Extracted entries —
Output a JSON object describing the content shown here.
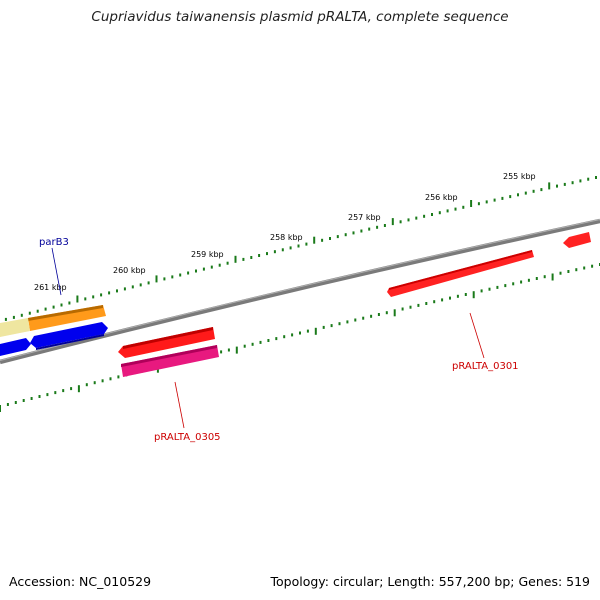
{
  "title": "Cupriavidus taiwanensis plasmid pRALTA, complete sequence",
  "footer": {
    "accession": "Accession: NC_010529",
    "summary": "Topology: circular; Length: 557,200 bp; Genes: 519"
  },
  "scale_labels": [
    "255 kbp",
    "256 kbp",
    "257 kbp",
    "258 kbp",
    "259 kbp",
    "260 kbp",
    "261 kbp"
  ],
  "gene_labels": {
    "parB3": "parB3",
    "pRALTA_0301": "pRALTA_0301",
    "pRALTA_0305": "pRALTA_0305"
  },
  "colors": {
    "backbone": "#808080",
    "ticks": "#1a7a1a",
    "cds_red": "#ff0000",
    "cds_pink": "#e0157a",
    "cds_orange": "#ff9900",
    "cds_pale": "#f0e68c",
    "cds_blue": "#0000ee",
    "label_red": "#cc0000",
    "label_blue": "#000099"
  }
}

Directions for this task — Images must not appear in the copy; reproduce everything else in the records verbatim.

Solution to this exercise —
Output a JSON object describing the content shown here.
{
  "title": "Cupriavidus taiwanensis plasmid pRALTA, complete sequence",
  "footer": {
    "accession": "Accession: NC_010529",
    "summary": "Topology: circular; Length: 557,200 bp; Genes: 519"
  },
  "scale_labels": [
    "255 kbp",
    "256 kbp",
    "257 kbp",
    "258 kbp",
    "259 kbp",
    "260 kbp",
    "261 kbp"
  ],
  "gene_labels": {
    "parB3": "parB3",
    "pRALTA_0301": "pRALTA_0301",
    "pRALTA_0305": "pRALTA_0305"
  },
  "colors": {
    "backbone": "#808080",
    "ticks": "#1a7a1a",
    "cds_red": "#ff0000",
    "cds_pink": "#e0157a",
    "cds_orange": "#ff9900",
    "cds_pale": "#f0e68c",
    "cds_blue": "#0000ee",
    "label_red": "#cc0000",
    "label_blue": "#000099"
  }
}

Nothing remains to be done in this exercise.